───── Task input ─────

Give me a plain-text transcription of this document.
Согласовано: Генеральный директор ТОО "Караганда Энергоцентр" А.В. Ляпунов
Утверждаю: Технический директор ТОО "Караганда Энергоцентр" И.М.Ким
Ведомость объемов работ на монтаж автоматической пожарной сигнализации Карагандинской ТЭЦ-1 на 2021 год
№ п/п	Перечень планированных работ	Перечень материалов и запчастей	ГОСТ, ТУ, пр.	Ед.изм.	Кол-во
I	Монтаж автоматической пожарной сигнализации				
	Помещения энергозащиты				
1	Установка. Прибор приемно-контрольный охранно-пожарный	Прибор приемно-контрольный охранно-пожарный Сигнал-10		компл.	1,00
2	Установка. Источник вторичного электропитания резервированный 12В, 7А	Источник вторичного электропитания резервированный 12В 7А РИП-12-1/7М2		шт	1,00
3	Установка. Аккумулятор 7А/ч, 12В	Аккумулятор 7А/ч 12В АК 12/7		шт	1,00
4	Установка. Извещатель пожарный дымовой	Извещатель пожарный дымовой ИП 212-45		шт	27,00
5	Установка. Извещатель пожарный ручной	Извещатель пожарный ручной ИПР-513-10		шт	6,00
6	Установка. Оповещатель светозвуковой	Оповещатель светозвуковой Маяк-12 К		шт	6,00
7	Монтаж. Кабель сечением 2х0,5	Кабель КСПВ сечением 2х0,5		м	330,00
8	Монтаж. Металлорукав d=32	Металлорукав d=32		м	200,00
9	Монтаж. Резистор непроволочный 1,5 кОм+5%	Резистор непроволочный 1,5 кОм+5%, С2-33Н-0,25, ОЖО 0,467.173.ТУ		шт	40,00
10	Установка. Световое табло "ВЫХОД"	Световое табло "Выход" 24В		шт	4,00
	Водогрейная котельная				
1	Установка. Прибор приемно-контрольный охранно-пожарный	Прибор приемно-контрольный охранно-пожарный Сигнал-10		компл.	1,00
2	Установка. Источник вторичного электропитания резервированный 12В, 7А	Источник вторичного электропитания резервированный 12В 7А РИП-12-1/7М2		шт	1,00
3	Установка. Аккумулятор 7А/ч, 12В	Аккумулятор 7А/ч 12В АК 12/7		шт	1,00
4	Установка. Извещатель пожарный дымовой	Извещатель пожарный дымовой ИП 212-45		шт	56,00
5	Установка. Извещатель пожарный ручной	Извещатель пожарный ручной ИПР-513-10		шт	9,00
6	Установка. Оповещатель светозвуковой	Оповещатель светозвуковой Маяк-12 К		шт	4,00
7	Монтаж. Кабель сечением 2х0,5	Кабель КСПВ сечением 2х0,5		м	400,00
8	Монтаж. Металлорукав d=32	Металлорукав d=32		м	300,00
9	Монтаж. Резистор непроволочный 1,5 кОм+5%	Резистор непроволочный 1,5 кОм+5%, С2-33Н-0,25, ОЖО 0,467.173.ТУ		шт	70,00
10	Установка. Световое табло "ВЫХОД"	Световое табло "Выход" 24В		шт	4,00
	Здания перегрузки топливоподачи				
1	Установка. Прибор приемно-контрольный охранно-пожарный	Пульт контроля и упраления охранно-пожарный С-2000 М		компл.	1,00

─────

Task to complete: Read the data above and count the lines that include "Металлорукав". Answer only with the count.

Problem solution: 2